Dataset excerpts:
* begin *

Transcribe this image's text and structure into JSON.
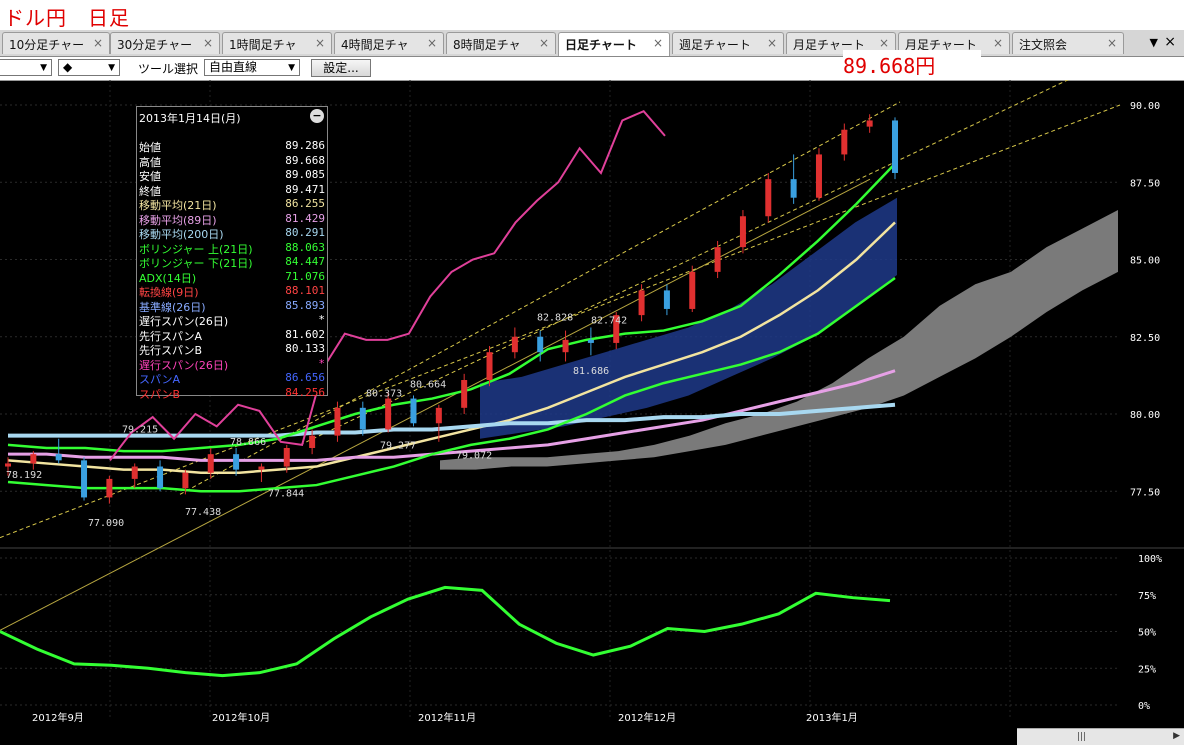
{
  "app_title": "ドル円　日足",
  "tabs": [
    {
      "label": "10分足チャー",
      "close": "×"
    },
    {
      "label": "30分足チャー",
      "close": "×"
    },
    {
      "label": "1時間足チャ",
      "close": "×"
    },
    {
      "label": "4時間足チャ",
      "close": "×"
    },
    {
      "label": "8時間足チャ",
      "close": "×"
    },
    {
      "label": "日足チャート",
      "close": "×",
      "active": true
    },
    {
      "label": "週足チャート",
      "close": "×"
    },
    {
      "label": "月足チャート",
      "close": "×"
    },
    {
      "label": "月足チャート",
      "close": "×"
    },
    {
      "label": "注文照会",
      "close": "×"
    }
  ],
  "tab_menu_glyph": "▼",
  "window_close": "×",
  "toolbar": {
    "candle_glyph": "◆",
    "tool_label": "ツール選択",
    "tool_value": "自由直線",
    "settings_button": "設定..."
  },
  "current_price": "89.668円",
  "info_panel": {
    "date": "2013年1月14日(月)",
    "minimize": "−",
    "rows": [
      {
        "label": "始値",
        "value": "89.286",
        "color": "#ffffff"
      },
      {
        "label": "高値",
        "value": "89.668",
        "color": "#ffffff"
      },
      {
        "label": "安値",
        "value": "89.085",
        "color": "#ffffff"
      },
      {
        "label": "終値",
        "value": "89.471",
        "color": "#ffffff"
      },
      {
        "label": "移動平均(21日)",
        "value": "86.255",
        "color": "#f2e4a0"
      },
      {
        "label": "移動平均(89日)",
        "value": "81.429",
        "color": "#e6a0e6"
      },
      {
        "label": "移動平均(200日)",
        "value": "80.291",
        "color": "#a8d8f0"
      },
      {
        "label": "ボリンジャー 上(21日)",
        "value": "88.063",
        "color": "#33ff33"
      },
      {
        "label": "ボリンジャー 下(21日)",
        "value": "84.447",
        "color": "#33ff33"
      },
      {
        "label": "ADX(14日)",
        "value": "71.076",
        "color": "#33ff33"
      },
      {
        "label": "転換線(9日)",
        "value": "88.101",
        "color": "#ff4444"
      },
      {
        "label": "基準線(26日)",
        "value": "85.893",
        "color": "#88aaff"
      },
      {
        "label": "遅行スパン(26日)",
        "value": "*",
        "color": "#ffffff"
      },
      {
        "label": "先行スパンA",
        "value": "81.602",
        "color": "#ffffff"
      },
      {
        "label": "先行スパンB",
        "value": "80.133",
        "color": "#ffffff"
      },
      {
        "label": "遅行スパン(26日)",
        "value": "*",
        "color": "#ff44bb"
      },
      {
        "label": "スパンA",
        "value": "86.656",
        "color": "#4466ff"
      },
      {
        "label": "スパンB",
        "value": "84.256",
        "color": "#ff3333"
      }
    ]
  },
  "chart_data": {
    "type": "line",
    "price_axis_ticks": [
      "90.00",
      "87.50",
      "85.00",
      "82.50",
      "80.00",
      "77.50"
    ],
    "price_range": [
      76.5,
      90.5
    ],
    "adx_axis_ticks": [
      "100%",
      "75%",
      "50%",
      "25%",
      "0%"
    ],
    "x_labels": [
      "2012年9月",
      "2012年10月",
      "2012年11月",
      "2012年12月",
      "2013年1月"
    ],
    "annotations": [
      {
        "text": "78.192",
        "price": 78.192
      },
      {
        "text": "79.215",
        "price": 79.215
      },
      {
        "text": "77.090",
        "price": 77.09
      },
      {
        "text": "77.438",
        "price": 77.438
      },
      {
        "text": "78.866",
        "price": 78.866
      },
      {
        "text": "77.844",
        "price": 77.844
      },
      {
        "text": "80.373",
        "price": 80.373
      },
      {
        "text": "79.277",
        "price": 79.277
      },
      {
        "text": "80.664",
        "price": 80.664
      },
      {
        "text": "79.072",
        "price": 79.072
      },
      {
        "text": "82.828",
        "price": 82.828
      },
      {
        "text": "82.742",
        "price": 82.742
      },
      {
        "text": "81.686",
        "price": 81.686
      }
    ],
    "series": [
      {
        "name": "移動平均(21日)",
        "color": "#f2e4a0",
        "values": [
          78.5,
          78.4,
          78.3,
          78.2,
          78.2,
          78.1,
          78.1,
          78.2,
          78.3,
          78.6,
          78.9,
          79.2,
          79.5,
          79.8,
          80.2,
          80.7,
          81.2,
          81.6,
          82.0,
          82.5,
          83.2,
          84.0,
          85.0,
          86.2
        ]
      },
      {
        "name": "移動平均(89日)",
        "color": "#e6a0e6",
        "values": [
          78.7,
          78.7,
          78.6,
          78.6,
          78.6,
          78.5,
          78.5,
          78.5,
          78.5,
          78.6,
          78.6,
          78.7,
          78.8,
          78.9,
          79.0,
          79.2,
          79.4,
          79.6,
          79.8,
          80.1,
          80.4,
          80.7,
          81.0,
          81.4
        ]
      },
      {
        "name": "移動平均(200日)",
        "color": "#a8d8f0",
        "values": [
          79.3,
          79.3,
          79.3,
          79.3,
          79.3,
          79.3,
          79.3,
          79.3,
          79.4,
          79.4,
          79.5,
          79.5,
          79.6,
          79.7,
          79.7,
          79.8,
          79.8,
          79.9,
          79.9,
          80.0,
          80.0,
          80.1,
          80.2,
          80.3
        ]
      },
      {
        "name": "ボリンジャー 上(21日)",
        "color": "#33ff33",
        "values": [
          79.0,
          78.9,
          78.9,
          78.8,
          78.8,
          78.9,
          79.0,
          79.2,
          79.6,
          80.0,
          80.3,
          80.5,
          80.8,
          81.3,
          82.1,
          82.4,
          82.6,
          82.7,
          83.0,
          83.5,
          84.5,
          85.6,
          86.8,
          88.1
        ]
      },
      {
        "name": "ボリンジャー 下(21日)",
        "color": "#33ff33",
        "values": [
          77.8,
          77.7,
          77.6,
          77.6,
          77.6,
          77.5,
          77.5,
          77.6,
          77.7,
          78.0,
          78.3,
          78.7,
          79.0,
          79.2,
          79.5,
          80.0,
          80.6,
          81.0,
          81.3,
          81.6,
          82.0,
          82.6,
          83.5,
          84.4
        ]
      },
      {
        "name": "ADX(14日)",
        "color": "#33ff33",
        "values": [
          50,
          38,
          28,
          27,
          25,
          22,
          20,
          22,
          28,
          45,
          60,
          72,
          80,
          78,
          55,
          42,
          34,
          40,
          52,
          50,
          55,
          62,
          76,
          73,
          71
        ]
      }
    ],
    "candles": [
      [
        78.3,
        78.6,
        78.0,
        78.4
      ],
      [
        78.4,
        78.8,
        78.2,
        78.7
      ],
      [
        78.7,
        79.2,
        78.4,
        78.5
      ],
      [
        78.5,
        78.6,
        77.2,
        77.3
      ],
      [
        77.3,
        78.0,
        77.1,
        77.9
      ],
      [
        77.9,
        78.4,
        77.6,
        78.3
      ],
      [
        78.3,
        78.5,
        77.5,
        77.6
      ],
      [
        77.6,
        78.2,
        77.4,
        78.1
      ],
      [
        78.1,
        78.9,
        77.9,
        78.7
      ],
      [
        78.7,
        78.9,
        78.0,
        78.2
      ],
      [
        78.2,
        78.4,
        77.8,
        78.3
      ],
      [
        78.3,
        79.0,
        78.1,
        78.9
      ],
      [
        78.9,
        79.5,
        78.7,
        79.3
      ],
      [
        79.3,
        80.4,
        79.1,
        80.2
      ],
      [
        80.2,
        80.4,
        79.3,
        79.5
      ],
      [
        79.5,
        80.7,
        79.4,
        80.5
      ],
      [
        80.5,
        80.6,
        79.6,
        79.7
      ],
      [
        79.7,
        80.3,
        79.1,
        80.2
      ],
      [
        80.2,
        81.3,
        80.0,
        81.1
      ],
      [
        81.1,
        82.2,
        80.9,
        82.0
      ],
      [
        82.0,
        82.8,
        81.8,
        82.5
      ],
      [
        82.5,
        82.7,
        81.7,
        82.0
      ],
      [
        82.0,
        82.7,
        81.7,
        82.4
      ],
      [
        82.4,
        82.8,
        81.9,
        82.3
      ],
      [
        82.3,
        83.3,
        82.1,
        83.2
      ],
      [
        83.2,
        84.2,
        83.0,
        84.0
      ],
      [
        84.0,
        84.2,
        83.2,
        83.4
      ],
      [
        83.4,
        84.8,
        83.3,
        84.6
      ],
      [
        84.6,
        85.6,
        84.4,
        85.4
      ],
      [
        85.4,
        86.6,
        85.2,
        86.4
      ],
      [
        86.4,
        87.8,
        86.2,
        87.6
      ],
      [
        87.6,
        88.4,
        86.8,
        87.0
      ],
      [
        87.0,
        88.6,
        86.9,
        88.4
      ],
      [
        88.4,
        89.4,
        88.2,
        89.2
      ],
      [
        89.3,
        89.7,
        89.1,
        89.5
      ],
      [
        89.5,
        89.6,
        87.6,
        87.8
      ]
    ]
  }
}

* end *
* begin *

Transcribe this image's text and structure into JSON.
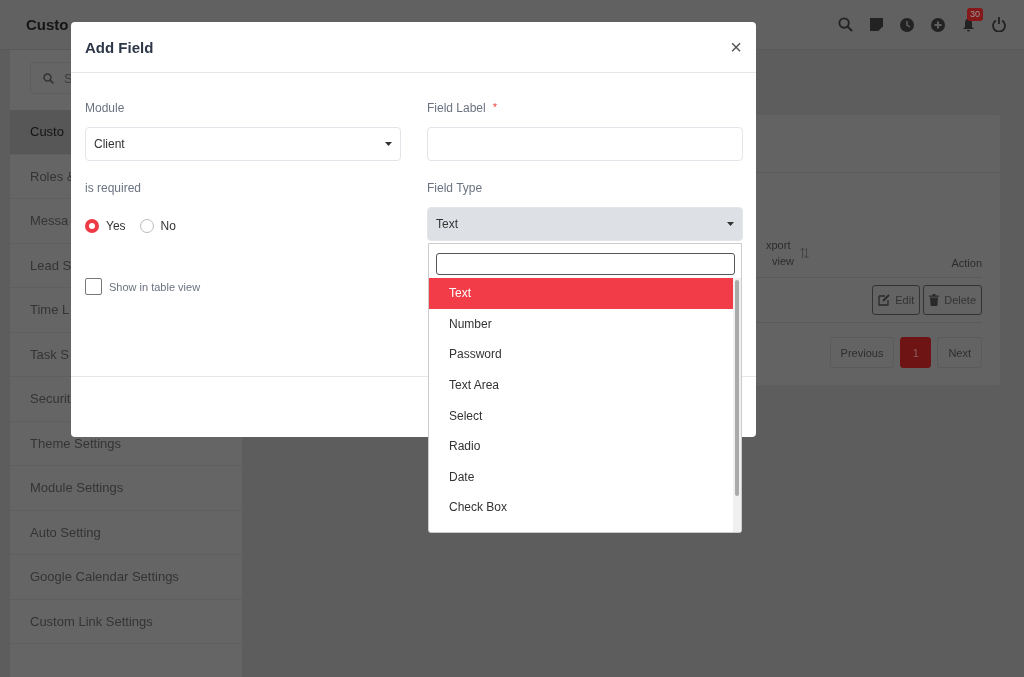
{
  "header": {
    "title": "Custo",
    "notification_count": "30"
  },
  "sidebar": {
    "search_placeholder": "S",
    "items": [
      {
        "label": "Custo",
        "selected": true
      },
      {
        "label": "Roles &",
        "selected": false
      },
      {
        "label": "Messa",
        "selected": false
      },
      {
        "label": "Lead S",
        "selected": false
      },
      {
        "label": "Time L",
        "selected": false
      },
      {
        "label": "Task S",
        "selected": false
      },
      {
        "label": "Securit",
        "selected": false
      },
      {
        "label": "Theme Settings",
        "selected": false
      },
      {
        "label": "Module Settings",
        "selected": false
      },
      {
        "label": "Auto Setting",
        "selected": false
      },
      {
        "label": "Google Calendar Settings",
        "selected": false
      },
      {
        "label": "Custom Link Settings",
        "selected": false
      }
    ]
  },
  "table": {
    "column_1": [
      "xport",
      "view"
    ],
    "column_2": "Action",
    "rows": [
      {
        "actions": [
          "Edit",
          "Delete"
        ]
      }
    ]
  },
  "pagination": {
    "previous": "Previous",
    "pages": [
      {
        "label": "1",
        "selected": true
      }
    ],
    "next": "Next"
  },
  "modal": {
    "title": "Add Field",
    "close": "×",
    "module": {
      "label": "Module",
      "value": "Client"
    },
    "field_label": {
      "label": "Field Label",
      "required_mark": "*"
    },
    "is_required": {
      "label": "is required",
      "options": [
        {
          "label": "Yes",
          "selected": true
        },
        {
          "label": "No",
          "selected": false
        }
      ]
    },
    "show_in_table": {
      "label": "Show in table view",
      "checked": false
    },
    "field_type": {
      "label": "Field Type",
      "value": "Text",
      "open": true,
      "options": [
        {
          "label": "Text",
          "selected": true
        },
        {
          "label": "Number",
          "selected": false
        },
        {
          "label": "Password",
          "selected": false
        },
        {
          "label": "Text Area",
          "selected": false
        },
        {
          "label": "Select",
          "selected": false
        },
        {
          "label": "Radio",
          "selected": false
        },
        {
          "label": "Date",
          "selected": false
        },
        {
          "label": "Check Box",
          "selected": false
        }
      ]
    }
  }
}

* end *
* begin *

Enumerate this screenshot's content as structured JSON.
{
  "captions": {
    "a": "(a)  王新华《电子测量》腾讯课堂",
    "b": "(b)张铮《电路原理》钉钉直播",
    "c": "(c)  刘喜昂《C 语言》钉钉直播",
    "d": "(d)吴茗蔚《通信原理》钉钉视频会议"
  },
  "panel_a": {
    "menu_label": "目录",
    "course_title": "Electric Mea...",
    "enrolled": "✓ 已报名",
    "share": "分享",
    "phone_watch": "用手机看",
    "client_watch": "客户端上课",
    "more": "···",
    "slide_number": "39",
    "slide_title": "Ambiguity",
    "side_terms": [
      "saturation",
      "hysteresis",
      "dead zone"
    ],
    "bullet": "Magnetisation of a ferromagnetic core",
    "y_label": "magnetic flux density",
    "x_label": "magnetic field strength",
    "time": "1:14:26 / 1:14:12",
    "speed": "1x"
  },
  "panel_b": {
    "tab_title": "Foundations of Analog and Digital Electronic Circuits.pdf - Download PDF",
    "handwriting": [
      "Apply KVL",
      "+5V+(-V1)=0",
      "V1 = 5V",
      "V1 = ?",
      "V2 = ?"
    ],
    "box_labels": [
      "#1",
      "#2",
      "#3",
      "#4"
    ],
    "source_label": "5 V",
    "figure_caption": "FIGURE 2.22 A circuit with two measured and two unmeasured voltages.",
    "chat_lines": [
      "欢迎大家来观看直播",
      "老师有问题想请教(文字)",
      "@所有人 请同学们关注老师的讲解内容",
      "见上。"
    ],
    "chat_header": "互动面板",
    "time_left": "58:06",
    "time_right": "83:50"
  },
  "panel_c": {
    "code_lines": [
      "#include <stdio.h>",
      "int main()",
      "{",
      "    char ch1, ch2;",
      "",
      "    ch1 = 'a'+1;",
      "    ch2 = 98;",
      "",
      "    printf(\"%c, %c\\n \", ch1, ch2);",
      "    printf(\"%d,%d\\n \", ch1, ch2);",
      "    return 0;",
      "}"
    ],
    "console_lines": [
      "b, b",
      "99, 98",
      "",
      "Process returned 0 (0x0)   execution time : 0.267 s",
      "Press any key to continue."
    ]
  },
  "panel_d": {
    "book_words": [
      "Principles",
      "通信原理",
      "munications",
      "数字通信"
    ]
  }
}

* end *

EXERCISE PROMPT: Find the word "printf" in the material, then list each line that holds it.

WRITTEN RESPONSE:
      "    printf(\"%c, %c\\n \", ch1, ch2);",
      "    printf(\"%d,%d\\n \", ch1, ch2);",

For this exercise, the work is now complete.